— start Records to use —

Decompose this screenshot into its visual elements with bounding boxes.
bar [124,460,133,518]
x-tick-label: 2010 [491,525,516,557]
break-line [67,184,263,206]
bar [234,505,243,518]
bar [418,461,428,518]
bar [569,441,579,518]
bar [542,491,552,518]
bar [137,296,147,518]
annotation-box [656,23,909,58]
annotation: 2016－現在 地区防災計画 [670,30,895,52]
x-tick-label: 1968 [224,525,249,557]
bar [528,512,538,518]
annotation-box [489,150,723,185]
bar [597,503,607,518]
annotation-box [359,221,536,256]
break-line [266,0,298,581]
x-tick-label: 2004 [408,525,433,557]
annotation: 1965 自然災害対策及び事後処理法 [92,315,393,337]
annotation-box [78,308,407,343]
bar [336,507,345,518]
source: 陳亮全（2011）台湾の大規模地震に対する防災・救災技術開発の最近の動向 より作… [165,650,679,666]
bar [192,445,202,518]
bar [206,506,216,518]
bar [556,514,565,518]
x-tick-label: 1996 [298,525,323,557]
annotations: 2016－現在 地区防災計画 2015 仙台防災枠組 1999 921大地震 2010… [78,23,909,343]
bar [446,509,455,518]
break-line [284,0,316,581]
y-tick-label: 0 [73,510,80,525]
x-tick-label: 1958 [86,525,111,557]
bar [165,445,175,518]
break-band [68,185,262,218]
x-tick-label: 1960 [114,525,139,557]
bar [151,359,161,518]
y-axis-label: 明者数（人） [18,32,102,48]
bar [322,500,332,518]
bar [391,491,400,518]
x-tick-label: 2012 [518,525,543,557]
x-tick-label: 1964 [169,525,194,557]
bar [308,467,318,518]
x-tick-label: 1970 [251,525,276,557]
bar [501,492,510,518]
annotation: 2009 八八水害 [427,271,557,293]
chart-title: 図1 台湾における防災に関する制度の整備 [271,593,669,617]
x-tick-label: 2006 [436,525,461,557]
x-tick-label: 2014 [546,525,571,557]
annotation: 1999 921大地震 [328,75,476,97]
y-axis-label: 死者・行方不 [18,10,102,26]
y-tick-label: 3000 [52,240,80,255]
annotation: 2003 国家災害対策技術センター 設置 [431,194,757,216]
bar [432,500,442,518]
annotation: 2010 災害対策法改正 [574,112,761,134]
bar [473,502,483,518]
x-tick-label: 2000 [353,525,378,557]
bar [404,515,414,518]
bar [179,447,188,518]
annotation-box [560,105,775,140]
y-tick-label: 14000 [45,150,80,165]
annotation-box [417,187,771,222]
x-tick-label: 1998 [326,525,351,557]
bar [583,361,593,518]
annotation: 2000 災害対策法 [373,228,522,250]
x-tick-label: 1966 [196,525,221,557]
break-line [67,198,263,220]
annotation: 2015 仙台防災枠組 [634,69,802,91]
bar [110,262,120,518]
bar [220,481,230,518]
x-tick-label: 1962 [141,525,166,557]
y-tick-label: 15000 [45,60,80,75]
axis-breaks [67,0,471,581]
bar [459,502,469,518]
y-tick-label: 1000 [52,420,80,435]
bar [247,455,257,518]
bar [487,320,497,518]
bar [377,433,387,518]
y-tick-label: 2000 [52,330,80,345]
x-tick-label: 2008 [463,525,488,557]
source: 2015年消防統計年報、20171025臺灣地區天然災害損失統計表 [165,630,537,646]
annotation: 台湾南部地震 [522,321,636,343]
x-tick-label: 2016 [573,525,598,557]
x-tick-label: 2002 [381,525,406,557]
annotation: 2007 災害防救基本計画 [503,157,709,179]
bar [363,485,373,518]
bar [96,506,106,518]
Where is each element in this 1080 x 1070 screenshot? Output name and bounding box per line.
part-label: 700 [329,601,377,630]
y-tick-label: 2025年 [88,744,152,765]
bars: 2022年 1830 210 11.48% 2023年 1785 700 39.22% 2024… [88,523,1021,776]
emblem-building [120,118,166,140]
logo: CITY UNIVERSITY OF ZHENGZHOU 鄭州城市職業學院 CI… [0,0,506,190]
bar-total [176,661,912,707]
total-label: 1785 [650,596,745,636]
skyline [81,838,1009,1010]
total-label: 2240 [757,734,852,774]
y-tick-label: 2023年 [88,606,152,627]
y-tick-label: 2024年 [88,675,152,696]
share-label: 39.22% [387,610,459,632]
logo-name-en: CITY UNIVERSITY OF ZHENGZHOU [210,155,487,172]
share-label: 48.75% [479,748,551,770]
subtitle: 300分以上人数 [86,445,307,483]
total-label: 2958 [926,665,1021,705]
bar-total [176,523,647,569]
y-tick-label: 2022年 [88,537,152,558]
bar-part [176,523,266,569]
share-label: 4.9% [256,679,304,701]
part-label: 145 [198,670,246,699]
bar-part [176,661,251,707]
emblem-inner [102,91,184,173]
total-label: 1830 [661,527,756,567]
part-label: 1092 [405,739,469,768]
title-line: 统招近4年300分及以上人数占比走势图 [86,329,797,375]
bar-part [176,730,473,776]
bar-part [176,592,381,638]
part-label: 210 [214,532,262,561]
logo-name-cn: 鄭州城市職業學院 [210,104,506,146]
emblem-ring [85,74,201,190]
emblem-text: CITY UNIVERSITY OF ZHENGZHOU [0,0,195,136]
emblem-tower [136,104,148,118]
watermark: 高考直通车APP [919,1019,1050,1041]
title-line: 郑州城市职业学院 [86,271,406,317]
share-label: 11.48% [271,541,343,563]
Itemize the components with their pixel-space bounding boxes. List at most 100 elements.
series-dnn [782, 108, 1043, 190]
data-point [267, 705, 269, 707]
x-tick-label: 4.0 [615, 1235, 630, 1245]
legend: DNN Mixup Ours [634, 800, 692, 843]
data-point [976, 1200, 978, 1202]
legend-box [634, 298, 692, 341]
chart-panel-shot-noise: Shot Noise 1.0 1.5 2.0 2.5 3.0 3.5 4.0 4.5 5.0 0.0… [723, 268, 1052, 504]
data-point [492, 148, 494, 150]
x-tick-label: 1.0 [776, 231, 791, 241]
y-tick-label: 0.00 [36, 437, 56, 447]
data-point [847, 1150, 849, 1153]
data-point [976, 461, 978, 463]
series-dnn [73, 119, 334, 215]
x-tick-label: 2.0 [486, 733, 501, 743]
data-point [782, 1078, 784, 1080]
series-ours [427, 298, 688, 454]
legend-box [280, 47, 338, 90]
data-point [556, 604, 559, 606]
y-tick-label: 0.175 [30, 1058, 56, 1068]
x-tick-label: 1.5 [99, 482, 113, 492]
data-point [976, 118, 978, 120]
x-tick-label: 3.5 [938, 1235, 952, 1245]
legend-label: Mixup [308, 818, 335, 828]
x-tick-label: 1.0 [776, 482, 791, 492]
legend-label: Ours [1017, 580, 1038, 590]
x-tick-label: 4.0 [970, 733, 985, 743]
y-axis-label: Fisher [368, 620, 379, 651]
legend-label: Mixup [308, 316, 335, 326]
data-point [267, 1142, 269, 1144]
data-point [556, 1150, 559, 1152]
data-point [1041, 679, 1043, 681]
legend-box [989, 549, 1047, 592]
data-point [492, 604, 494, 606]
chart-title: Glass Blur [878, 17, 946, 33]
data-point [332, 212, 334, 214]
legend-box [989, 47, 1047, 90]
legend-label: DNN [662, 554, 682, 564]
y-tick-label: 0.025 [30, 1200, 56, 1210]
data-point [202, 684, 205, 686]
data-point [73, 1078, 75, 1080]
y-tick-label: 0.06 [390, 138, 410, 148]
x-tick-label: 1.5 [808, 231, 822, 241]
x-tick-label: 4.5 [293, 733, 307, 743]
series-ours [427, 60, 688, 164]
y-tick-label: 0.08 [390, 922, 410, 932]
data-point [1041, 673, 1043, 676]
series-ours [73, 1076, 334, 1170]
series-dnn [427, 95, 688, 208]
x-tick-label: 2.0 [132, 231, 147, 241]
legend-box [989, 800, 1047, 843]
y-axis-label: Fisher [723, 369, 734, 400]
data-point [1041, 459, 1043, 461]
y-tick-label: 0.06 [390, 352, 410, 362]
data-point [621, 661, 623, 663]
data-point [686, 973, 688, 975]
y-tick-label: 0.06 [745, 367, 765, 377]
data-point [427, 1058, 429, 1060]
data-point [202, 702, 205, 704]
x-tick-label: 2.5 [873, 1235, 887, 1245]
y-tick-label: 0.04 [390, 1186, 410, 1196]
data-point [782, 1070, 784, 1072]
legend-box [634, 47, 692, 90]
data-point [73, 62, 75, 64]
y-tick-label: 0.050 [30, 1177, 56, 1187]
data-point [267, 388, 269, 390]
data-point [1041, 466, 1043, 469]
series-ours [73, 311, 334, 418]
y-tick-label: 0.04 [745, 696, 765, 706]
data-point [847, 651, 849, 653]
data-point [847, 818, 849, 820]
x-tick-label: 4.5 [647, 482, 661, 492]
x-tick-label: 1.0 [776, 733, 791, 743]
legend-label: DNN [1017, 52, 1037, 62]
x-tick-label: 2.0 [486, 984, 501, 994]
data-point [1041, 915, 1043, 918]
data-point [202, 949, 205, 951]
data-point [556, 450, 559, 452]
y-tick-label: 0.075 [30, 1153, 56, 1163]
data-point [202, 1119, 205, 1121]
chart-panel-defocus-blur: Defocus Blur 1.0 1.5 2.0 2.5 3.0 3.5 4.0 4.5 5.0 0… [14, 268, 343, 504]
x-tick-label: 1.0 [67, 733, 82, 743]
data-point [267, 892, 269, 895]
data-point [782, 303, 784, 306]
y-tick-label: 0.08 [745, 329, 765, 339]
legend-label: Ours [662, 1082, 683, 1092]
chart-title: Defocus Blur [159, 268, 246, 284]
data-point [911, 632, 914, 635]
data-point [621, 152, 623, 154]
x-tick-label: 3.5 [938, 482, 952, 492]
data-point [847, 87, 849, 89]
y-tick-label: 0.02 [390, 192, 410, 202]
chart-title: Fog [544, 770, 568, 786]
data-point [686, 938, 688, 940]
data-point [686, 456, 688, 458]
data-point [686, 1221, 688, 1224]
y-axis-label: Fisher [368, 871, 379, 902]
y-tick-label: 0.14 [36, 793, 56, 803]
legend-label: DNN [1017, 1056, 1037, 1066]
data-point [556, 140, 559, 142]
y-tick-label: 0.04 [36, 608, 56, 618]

— end Records to use —

**Aim:**
Give the stretch from the start of the material through the line containing "annotation-box [656,23,909,58]" again, with "bar" swapped for "column" throughout and nothing else changed.

**Solution to this exercise:**
Decompose this screenshot into its visual elements with bounding boxes.
column [124,460,133,518]
x-tick-label: 2010 [491,525,516,557]
break-line [67,184,263,206]
column [234,505,243,518]
column [418,461,428,518]
column [569,441,579,518]
column [542,491,552,518]
column [137,296,147,518]
annotation-box [656,23,909,58]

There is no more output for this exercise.